(Data entries for graphics)
____________________
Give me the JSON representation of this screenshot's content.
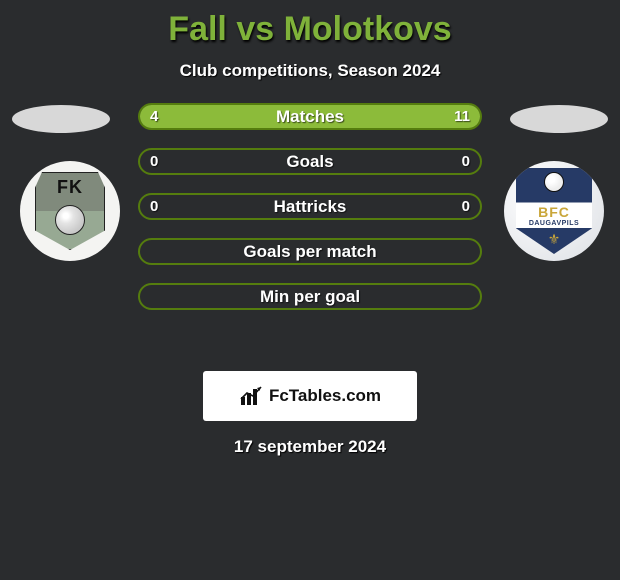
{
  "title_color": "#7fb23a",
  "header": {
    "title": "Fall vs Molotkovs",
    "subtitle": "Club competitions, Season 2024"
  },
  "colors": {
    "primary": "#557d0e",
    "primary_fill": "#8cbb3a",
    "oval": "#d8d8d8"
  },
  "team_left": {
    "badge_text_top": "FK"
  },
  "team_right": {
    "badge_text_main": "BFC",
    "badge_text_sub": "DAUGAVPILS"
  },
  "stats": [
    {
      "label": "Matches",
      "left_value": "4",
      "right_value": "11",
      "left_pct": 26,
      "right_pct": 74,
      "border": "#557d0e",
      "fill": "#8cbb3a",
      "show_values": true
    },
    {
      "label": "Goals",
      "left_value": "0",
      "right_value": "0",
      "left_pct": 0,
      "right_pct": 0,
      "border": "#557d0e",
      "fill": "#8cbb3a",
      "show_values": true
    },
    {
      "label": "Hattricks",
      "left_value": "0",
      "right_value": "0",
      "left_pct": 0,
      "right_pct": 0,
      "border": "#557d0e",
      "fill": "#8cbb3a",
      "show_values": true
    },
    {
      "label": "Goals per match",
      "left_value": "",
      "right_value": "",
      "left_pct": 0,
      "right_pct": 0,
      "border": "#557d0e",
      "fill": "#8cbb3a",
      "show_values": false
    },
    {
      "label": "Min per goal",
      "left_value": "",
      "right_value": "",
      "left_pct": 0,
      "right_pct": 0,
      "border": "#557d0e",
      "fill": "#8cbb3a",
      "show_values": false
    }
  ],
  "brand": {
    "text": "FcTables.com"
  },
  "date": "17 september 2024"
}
____________________
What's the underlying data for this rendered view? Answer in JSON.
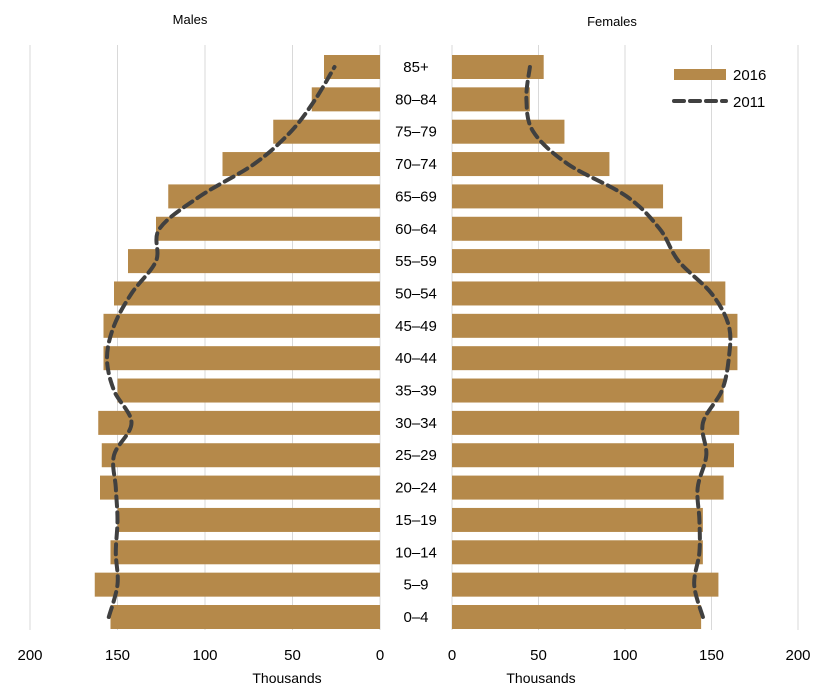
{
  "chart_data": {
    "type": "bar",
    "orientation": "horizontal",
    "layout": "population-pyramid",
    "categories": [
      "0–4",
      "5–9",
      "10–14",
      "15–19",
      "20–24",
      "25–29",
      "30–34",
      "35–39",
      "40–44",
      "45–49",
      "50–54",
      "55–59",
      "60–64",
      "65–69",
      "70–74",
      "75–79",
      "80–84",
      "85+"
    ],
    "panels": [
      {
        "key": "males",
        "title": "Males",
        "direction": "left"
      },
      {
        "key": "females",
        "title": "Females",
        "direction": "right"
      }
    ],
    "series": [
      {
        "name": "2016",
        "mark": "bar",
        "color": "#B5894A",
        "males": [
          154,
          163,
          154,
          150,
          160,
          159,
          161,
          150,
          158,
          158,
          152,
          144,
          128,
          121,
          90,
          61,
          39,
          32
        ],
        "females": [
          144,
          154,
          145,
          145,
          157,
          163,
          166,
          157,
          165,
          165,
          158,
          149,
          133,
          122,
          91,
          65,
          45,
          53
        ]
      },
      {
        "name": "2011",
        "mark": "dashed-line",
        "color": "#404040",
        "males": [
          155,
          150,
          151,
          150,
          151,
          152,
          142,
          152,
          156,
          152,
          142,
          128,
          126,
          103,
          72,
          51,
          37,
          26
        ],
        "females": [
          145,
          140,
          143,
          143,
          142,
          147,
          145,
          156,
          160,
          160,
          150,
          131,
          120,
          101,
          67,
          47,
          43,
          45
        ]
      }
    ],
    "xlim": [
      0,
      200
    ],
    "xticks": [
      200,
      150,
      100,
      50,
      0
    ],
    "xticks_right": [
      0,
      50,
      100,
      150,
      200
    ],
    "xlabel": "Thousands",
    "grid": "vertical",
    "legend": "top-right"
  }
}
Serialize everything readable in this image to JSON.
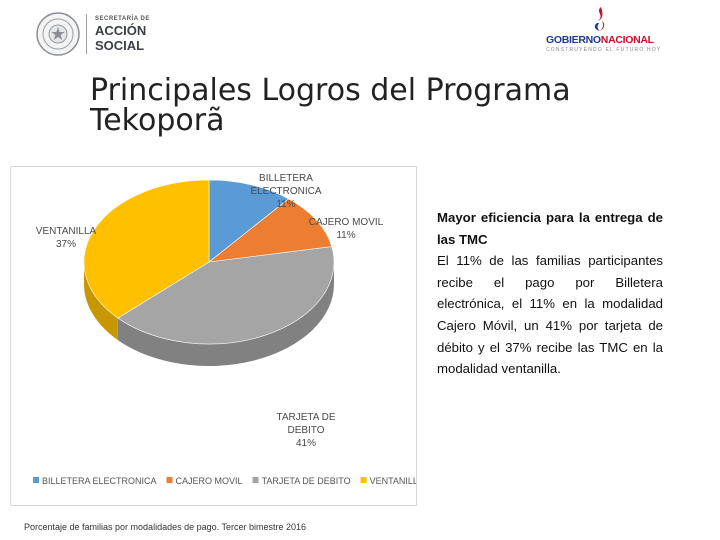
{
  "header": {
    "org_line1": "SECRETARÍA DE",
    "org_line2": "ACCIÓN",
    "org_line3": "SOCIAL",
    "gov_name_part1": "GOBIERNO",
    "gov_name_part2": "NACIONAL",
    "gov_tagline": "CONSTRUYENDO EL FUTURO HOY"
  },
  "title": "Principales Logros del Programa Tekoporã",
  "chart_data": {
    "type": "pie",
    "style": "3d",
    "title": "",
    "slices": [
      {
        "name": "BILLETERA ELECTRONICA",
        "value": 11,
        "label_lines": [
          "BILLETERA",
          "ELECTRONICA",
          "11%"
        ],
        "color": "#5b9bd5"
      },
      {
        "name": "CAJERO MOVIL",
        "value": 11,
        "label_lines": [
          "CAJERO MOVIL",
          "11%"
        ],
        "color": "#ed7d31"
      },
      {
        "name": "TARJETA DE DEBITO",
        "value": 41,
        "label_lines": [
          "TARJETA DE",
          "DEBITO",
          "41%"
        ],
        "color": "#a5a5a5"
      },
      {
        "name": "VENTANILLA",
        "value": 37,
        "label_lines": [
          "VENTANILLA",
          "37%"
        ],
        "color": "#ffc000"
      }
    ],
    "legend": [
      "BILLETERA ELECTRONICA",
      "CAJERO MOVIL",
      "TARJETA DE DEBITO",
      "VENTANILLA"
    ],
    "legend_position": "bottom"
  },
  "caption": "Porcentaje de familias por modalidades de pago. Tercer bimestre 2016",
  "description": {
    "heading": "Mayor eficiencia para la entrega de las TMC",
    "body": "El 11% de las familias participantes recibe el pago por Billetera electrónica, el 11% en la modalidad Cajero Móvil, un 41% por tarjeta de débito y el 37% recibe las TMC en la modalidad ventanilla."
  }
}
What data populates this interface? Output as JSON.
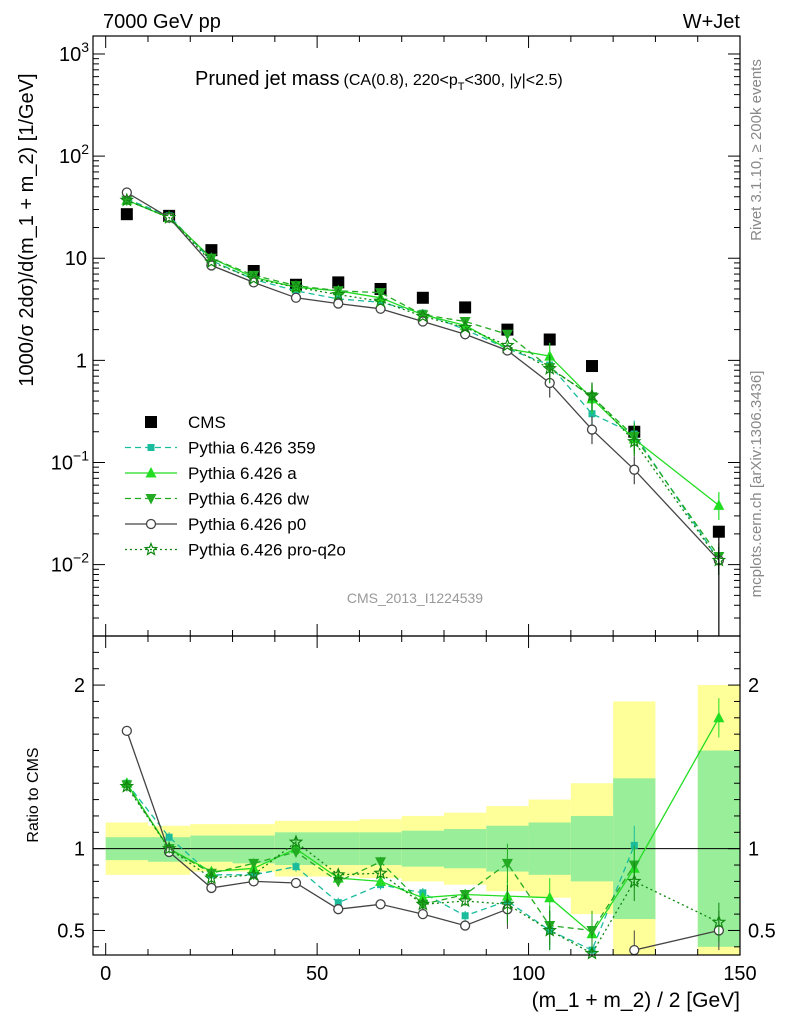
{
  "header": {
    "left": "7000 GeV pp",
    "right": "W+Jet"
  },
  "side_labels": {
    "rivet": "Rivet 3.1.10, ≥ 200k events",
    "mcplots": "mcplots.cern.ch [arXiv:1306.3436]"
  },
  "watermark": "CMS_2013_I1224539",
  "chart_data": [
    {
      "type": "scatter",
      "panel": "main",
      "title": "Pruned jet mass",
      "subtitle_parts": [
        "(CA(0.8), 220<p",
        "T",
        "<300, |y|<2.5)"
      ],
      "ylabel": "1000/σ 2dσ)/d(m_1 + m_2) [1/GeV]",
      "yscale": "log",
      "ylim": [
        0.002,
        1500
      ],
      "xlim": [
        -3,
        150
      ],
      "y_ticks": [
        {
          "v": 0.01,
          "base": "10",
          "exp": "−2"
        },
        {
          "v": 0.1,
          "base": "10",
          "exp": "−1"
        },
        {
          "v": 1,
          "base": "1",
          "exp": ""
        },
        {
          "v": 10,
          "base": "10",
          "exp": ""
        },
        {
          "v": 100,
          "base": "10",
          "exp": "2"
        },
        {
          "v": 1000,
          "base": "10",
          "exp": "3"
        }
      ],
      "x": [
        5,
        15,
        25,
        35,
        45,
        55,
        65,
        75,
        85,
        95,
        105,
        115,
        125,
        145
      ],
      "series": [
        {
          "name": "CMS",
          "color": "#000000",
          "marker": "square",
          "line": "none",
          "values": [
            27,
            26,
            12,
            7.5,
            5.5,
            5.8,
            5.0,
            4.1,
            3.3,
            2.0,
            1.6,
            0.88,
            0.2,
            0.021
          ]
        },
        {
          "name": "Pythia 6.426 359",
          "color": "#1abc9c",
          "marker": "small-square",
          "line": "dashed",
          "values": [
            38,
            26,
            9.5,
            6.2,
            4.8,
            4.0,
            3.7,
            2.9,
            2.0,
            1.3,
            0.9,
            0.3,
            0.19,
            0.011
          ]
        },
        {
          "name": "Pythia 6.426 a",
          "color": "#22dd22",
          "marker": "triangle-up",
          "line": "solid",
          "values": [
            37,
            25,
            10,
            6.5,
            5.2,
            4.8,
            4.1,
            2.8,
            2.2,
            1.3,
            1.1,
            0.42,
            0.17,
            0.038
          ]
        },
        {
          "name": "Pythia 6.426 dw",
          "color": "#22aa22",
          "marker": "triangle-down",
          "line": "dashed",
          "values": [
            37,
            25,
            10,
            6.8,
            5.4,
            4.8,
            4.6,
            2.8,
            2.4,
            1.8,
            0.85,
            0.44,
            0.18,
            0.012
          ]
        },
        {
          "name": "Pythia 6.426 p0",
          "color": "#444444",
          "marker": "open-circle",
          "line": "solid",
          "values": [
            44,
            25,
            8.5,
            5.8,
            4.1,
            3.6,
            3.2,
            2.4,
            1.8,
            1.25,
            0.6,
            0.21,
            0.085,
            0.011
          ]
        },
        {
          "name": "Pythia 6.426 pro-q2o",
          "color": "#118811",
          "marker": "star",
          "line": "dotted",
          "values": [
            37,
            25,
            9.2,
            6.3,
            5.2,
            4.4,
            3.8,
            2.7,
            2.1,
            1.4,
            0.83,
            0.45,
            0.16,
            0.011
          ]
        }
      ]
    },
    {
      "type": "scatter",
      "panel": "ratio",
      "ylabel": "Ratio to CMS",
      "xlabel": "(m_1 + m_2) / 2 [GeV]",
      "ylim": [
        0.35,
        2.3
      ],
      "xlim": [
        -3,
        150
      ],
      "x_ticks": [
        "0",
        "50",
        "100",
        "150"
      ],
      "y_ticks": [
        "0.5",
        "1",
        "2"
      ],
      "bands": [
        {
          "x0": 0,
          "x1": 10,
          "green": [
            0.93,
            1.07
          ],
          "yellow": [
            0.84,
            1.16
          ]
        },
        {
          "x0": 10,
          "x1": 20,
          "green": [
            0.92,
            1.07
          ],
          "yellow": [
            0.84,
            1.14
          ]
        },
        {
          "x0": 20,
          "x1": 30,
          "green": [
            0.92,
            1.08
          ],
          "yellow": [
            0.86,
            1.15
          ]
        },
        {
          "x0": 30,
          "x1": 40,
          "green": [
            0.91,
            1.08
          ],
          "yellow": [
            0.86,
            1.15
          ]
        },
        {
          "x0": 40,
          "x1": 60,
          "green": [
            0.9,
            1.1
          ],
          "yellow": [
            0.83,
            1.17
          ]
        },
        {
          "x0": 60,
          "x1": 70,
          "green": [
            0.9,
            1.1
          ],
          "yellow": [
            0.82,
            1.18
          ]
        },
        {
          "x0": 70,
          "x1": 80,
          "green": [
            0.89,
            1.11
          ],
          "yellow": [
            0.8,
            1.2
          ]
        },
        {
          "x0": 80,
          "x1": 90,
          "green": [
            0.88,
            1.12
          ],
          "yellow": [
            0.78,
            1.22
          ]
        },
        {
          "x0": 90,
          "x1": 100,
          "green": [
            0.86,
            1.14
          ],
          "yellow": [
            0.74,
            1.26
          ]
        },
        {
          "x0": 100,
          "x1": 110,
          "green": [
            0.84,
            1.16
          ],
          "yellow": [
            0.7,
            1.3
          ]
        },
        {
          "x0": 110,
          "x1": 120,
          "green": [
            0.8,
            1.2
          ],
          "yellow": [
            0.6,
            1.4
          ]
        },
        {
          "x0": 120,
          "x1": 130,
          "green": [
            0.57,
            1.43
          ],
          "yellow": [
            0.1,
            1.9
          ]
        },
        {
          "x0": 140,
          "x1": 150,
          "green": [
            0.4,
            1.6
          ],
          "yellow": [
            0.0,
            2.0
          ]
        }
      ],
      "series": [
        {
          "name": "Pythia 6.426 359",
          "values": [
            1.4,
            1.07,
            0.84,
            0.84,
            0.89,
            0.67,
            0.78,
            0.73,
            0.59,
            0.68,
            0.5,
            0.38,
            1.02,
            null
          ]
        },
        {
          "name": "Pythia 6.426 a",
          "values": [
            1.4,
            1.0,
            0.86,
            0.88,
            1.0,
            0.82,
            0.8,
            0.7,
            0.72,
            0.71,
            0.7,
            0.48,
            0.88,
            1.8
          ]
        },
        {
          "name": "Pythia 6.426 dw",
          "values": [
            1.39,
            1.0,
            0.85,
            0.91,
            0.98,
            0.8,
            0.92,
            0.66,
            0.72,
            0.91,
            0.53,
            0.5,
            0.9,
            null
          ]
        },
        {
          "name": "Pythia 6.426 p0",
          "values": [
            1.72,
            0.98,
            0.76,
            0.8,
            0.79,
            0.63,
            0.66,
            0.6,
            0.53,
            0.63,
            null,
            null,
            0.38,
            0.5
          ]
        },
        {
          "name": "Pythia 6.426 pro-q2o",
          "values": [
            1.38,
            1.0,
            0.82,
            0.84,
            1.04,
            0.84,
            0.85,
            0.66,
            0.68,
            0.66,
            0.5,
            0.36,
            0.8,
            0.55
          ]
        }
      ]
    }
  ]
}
____________________
*TASK INSTRUCTIONS:*
Copy and report every line where the word "JSON" is present.

*SOLUTION FOR THIS EXERCISE:*
Give me the JSON representation of this screenshot's content.
What's the underlying data for this rendered view? Answer in JSON.
Serialize everything readable in this image to JSON.
What data populates this interface? Output as JSON.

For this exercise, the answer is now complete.